## What is being asked
Search the records for "name". Copy every line where it appears.

## Given records

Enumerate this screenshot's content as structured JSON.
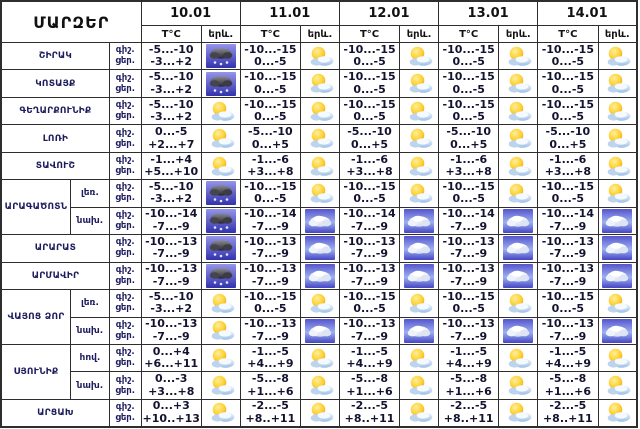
{
  "chart_data": {
    "type": "table",
    "title": "ՄԱՐԶԵՐ",
    "columns": {
      "dates": [
        "10.01",
        "11.01",
        "12.01",
        "13.01",
        "14.01"
      ],
      "temp_label": "T°C",
      "weather_label": "երև."
    },
    "labels": {
      "night": "գիշ.",
      "day": "ցեր."
    },
    "icons": {
      "pc": "sun-behind-cloud",
      "snow": "snow-cloud",
      "cloud": "cloudy"
    },
    "colors": {
      "text_navy": "#1d1d5e",
      "text_dark": "#131330",
      "border": "#2e2e2e",
      "snow_bg_top": "#9595ea",
      "snow_bg_bottom": "#3232ac",
      "cloud_bg_top": "#5555cc",
      "cloud_bg_mid": "#9db0f2",
      "cloud_bg_bottom": "#4646c2",
      "sun": "#ffd43a"
    },
    "regions": [
      {
        "name": "ՇԻՐԱԿ",
        "subrows": [
          {
            "sub": null,
            "days": [
              {
                "t_night": "-5...-10",
                "t_day": "-3...+2",
                "icon": "snow"
              },
              {
                "t_night": "-10...-15",
                "t_day": "0...-5",
                "icon": "pc"
              },
              {
                "t_night": "-10...-15",
                "t_day": "0...-5",
                "icon": "pc"
              },
              {
                "t_night": "-10...-15",
                "t_day": "0...-5",
                "icon": "pc"
              },
              {
                "t_night": "-10...-15",
                "t_day": "0...-5",
                "icon": "pc"
              }
            ]
          }
        ]
      },
      {
        "name": "ԿՈՏԱՅՔ",
        "subrows": [
          {
            "sub": null,
            "days": [
              {
                "t_night": "-5...-10",
                "t_day": "-3...+2",
                "icon": "snow"
              },
              {
                "t_night": "-10...-15",
                "t_day": "0...-5",
                "icon": "pc"
              },
              {
                "t_night": "-10...-15",
                "t_day": "0...-5",
                "icon": "pc"
              },
              {
                "t_night": "-10...-15",
                "t_day": "0...-5",
                "icon": "pc"
              },
              {
                "t_night": "-10...-15",
                "t_day": "0...-5",
                "icon": "pc"
              }
            ]
          }
        ]
      },
      {
        "name": "ԳԵՂԱՐՔՈՒՆԻՔ",
        "subrows": [
          {
            "sub": null,
            "days": [
              {
                "t_night": "-5...-10",
                "t_day": "-3...+2",
                "icon": "pc"
              },
              {
                "t_night": "-10...-15",
                "t_day": "0...-5",
                "icon": "pc"
              },
              {
                "t_night": "-10...-15",
                "t_day": "0...-5",
                "icon": "pc"
              },
              {
                "t_night": "-10...-15",
                "t_day": "0...-5",
                "icon": "pc"
              },
              {
                "t_night": "-10...-15",
                "t_day": "0...-5",
                "icon": "pc"
              }
            ]
          }
        ]
      },
      {
        "name": "ԼՈՌԻ",
        "subrows": [
          {
            "sub": null,
            "days": [
              {
                "t_night": "0...-5",
                "t_day": "+2...+7",
                "icon": "pc"
              },
              {
                "t_night": "-5...-10",
                "t_day": "0...+5",
                "icon": "pc"
              },
              {
                "t_night": "-5...-10",
                "t_day": "0...+5",
                "icon": "pc"
              },
              {
                "t_night": "-5...-10",
                "t_day": "0...+5",
                "icon": "pc"
              },
              {
                "t_night": "-5...-10",
                "t_day": "0...+5",
                "icon": "pc"
              }
            ]
          }
        ]
      },
      {
        "name": "ՏԱՎՈՒՇ",
        "subrows": [
          {
            "sub": null,
            "days": [
              {
                "t_night": "-1...+4",
                "t_day": "+5...+10",
                "icon": "pc"
              },
              {
                "t_night": "-1...-6",
                "t_day": "+3...+8",
                "icon": "pc"
              },
              {
                "t_night": "-1...-6",
                "t_day": "+3...+8",
                "icon": "pc"
              },
              {
                "t_night": "-1...-6",
                "t_day": "+3...+8",
                "icon": "pc"
              },
              {
                "t_night": "-1...-6",
                "t_day": "+3...+8",
                "icon": "pc"
              }
            ]
          }
        ]
      },
      {
        "name": "ԱՐԱԳԱԾՈՏՆ",
        "subrows": [
          {
            "sub": "լեռ.",
            "days": [
              {
                "t_night": "-5...-10",
                "t_day": "-3...+2",
                "icon": "snow"
              },
              {
                "t_night": "-10...-15",
                "t_day": "0...-5",
                "icon": "pc"
              },
              {
                "t_night": "-10...-15",
                "t_day": "0...-5",
                "icon": "pc"
              },
              {
                "t_night": "-10...-15",
                "t_day": "0...-5",
                "icon": "pc"
              },
              {
                "t_night": "-10...-15",
                "t_day": "0...-5",
                "icon": "pc"
              }
            ]
          },
          {
            "sub": "նախ.",
            "days": [
              {
                "t_night": "-10...-14",
                "t_day": "-7...-9",
                "icon": "snow"
              },
              {
                "t_night": "-10...-14",
                "t_day": "-7...-9",
                "icon": "cloud"
              },
              {
                "t_night": "-10...-14",
                "t_day": "-7...-9",
                "icon": "cloud"
              },
              {
                "t_night": "-10...-14",
                "t_day": "-7...-9",
                "icon": "cloud"
              },
              {
                "t_night": "-10...-14",
                "t_day": "-7...-9",
                "icon": "cloud"
              }
            ]
          }
        ]
      },
      {
        "name": "ԱՐԱՐԱՏ",
        "subrows": [
          {
            "sub": null,
            "days": [
              {
                "t_night": "-10...-13",
                "t_day": "-7...-9",
                "icon": "snow"
              },
              {
                "t_night": "-10...-13",
                "t_day": "-7...-9",
                "icon": "cloud"
              },
              {
                "t_night": "-10...-13",
                "t_day": "-7...-9",
                "icon": "cloud"
              },
              {
                "t_night": "-10...-13",
                "t_day": "-7...-9",
                "icon": "cloud"
              },
              {
                "t_night": "-10...-13",
                "t_day": "-7...-9",
                "icon": "cloud"
              }
            ]
          }
        ]
      },
      {
        "name": "ԱՐՄԱՎԻՐ",
        "subrows": [
          {
            "sub": null,
            "days": [
              {
                "t_night": "-10...-13",
                "t_day": "-7...-9",
                "icon": "snow"
              },
              {
                "t_night": "-10...-13",
                "t_day": "-7...-9",
                "icon": "cloud"
              },
              {
                "t_night": "-10...-13",
                "t_day": "-7...-9",
                "icon": "cloud"
              },
              {
                "t_night": "-10...-13",
                "t_day": "-7...-9",
                "icon": "cloud"
              },
              {
                "t_night": "-10...-13",
                "t_day": "-7...-9",
                "icon": "cloud"
              }
            ]
          }
        ]
      },
      {
        "name": "ՎԱՅՈՑ ՁՈՐ",
        "subrows": [
          {
            "sub": "լեռ.",
            "days": [
              {
                "t_night": "-5...-10",
                "t_day": "-3...+2",
                "icon": "pc"
              },
              {
                "t_night": "-10...-15",
                "t_day": "0...-5",
                "icon": "pc"
              },
              {
                "t_night": "-10...-15",
                "t_day": "0...-5",
                "icon": "pc"
              },
              {
                "t_night": "-10...-15",
                "t_day": "0...-5",
                "icon": "pc"
              },
              {
                "t_night": "-10...-15",
                "t_day": "0...-5",
                "icon": "pc"
              }
            ]
          },
          {
            "sub": "նախ.",
            "days": [
              {
                "t_night": "-10...-13",
                "t_day": "-7...-9",
                "icon": "pc"
              },
              {
                "t_night": "-10...-13",
                "t_day": "-7...-9",
                "icon": "cloud"
              },
              {
                "t_night": "-10...-13",
                "t_day": "-7...-9",
                "icon": "cloud"
              },
              {
                "t_night": "-10...-13",
                "t_day": "-7...-9",
                "icon": "cloud"
              },
              {
                "t_night": "-10...-13",
                "t_day": "-7...-9",
                "icon": "cloud"
              }
            ]
          }
        ]
      },
      {
        "name": "ՍՅՈՒՆԻՔ",
        "subrows": [
          {
            "sub": "հով.",
            "days": [
              {
                "t_night": "0...+4",
                "t_day": "+6...+11",
                "icon": "pc"
              },
              {
                "t_night": "-1...-5",
                "t_day": "+4...+9",
                "icon": "pc"
              },
              {
                "t_night": "-1...-5",
                "t_day": "+4...+9",
                "icon": "pc"
              },
              {
                "t_night": "-1...-5",
                "t_day": "+4...+9",
                "icon": "pc"
              },
              {
                "t_night": "-1...-5",
                "t_day": "+4...+9",
                "icon": "pc"
              }
            ]
          },
          {
            "sub": "նախ.",
            "days": [
              {
                "t_night": "0...-3",
                "t_day": "+3...+8",
                "icon": "pc"
              },
              {
                "t_night": "-5...-8",
                "t_day": "+1...+6",
                "icon": "pc"
              },
              {
                "t_night": "-5...-8",
                "t_day": "+1...+6",
                "icon": "pc"
              },
              {
                "t_night": "-5...-8",
                "t_day": "+1...+6",
                "icon": "pc"
              },
              {
                "t_night": "-5...-8",
                "t_day": "+1...+6",
                "icon": "pc"
              }
            ]
          }
        ]
      },
      {
        "name": "ԱՐՑԱԽ",
        "subrows": [
          {
            "sub": null,
            "days": [
              {
                "t_night": "0...+3",
                "t_day": "+10..+13",
                "icon": "pc"
              },
              {
                "t_night": "-2...-5",
                "t_day": "+8..+11",
                "icon": "pc"
              },
              {
                "t_night": "-2...-5",
                "t_day": "+8..+11",
                "icon": "pc"
              },
              {
                "t_night": "-2...-5",
                "t_day": "+8..+11",
                "icon": "pc"
              },
              {
                "t_night": "-2...-5",
                "t_day": "+8..+11",
                "icon": "pc"
              }
            ]
          }
        ]
      }
    ]
  }
}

## Exercise solution
        "name": "ՇԻՐԱԿ",
        "name": "ԿՈՏԱՅՔ",
        "name": "ԳԵՂԱՐՔՈՒՆԻՔ",
        "name": "ԼՈՌԻ",
        "name": "ՏԱՎՈՒՇ",
        "name": "ԱՐԱԳԱԾՈՏՆ",
        "name": "ԱՐԱՐԱՏ",
        "name": "ԱՐՄԱՎԻՐ",
        "name": "ՎԱՅՈՑ ՁՈՐ",
        "name": "ՍՅՈՒՆԻՔ",
        "name": "ԱՐՑԱԽ",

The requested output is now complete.